▶ _REQUIRED WORK_
Write out all lines holding the word "this".

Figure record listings
━━━━━━━━━━

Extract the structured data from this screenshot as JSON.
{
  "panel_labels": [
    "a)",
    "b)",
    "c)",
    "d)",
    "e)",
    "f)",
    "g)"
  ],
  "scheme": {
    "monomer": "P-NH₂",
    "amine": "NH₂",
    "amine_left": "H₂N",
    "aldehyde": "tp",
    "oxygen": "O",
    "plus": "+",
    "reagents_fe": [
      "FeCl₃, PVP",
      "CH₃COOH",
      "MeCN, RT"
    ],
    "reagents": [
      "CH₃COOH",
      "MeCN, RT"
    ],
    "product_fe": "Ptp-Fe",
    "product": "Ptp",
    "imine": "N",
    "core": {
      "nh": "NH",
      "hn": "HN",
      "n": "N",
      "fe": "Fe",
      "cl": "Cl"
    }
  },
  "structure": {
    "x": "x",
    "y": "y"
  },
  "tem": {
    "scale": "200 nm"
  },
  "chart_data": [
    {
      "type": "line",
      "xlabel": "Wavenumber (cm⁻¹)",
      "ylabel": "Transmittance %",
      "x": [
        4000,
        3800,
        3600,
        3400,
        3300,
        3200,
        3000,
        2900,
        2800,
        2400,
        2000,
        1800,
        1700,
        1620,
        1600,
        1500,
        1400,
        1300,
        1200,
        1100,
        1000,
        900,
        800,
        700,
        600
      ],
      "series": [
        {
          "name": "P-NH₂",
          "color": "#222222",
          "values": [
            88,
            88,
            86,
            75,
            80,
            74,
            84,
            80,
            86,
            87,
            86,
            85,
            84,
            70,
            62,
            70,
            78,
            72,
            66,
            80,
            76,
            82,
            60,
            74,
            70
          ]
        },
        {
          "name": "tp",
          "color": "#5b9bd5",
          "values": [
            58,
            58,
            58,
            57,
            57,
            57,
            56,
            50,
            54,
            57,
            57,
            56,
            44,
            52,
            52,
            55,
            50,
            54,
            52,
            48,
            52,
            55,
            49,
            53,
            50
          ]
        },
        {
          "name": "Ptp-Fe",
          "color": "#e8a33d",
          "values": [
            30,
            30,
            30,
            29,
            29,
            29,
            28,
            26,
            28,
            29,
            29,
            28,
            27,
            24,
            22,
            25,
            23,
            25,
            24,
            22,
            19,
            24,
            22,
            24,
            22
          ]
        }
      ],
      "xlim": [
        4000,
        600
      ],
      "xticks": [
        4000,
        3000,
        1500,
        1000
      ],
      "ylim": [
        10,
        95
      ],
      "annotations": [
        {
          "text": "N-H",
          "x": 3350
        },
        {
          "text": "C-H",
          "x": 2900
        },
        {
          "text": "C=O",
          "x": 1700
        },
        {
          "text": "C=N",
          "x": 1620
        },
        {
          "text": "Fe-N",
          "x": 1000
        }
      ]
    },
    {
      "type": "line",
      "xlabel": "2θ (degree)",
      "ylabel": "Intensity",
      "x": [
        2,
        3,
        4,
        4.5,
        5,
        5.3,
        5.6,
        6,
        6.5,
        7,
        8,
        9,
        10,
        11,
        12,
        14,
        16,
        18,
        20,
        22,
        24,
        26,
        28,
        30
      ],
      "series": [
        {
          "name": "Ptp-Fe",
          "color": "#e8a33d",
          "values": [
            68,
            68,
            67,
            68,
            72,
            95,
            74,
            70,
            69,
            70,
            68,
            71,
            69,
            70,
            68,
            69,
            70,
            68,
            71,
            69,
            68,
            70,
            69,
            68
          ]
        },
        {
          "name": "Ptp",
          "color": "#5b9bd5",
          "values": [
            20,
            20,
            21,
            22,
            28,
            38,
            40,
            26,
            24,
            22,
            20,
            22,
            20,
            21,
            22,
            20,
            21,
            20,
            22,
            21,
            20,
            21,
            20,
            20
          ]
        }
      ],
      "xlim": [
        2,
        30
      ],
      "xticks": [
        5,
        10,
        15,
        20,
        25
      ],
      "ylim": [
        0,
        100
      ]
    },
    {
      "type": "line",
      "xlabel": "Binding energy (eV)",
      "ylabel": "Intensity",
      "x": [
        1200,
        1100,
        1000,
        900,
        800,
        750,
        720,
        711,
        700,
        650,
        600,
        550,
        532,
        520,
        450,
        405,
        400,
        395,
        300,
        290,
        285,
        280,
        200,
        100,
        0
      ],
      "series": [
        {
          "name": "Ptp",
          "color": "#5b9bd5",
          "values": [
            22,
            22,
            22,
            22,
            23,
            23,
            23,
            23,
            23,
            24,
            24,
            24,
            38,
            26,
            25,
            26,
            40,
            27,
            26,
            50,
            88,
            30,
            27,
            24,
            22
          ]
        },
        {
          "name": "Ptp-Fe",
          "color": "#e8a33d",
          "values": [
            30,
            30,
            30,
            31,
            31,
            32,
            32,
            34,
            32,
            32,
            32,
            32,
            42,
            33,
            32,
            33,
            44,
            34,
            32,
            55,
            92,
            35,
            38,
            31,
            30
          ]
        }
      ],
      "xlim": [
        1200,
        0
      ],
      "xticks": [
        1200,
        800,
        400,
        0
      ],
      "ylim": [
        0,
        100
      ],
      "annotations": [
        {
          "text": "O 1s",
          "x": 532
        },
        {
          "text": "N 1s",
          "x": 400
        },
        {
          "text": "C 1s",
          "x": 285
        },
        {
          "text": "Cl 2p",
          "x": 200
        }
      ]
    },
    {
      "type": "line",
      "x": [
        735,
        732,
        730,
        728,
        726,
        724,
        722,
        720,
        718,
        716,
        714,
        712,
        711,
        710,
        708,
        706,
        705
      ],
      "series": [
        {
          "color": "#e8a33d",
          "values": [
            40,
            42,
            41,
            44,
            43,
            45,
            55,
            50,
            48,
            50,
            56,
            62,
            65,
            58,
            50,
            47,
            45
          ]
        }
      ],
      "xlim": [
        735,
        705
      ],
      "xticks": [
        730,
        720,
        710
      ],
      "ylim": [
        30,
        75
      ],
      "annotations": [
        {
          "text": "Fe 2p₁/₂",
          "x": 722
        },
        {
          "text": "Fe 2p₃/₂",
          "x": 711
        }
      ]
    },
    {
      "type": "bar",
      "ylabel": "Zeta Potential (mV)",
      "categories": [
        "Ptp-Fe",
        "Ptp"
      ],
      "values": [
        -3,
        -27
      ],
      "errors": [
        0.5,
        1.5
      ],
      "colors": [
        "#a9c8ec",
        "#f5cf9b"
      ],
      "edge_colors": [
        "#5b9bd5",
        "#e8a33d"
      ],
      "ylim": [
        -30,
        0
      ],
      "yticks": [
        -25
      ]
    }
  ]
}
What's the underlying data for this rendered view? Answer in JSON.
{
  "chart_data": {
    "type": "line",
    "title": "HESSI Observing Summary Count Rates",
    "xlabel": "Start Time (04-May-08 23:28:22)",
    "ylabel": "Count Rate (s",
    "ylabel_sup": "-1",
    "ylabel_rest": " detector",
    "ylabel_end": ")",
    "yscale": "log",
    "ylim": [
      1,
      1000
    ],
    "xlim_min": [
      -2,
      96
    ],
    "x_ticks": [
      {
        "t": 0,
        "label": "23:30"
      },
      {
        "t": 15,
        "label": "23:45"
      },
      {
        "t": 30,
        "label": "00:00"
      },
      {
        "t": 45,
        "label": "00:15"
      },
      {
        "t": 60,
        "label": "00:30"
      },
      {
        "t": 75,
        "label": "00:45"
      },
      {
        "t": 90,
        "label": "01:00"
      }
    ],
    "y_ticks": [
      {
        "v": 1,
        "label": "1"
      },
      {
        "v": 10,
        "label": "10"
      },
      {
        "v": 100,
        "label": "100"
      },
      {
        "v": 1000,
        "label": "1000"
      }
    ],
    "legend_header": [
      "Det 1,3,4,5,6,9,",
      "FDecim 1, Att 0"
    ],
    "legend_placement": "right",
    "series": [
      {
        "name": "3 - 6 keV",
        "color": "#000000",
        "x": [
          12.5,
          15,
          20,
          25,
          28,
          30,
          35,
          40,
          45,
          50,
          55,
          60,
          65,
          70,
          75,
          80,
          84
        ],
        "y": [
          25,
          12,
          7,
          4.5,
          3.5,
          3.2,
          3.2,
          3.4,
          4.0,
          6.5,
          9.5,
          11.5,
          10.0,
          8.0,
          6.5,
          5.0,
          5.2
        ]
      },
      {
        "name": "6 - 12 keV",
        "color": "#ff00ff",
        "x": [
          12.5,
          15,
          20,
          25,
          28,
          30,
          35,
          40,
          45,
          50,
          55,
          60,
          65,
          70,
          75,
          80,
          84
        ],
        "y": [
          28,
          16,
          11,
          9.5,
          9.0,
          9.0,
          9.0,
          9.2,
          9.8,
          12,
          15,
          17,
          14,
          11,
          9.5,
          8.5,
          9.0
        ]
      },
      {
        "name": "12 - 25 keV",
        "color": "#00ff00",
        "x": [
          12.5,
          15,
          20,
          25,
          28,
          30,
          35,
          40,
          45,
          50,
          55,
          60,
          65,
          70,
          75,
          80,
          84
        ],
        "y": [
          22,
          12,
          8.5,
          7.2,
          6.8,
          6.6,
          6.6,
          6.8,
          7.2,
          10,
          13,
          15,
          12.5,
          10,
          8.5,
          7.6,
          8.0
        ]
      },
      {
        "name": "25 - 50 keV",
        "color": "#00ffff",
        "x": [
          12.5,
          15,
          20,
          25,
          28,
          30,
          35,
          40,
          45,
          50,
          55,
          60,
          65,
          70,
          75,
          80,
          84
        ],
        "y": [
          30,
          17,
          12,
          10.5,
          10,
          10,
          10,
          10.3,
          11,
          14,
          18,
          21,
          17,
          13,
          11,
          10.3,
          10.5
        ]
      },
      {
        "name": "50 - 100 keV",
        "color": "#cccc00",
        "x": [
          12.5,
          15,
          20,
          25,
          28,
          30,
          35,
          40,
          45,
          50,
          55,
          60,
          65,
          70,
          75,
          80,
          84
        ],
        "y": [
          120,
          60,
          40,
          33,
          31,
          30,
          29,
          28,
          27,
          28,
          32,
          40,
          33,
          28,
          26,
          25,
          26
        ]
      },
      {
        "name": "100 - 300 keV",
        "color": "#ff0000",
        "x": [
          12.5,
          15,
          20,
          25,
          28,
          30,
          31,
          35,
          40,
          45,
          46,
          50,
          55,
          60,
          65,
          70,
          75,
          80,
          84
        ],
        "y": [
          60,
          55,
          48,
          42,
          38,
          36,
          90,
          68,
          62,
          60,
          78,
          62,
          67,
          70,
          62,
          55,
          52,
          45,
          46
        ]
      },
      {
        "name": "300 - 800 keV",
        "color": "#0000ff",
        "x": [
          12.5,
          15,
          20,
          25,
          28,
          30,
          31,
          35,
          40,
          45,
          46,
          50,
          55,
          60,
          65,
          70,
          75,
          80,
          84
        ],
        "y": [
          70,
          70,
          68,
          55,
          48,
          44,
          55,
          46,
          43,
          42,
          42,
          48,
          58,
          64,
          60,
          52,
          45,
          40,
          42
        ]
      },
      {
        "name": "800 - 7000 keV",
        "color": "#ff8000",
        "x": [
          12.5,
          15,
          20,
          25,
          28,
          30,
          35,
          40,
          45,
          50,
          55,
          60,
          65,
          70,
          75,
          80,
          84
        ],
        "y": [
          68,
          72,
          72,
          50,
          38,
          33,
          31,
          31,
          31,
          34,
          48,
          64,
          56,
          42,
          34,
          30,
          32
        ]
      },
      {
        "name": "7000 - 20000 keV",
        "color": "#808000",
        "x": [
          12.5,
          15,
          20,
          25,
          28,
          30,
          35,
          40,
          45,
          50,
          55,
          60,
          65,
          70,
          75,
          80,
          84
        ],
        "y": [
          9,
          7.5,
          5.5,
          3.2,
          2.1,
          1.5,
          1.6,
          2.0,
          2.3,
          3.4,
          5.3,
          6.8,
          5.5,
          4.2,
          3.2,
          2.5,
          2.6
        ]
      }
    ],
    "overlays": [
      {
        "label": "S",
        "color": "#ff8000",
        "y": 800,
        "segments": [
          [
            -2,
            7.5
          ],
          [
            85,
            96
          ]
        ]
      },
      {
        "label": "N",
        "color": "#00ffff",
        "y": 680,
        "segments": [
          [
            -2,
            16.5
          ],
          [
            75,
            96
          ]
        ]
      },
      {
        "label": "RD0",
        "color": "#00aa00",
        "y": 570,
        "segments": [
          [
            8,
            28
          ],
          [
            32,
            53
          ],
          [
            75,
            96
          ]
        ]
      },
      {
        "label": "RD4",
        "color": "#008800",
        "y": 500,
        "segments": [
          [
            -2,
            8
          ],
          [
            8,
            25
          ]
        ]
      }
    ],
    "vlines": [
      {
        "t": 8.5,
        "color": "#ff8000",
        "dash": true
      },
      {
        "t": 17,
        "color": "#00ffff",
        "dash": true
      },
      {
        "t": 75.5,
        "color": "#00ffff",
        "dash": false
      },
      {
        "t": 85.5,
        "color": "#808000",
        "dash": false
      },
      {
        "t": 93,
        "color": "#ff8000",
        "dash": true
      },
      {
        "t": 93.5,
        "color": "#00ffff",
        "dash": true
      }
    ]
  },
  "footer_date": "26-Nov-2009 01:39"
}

━━━━━━━━━━

▶ _PROBLEM SOLUTION_
Extract the structured data from this screenshot as JSON.
What's the underlying data for this rendered view? Answer in JSON.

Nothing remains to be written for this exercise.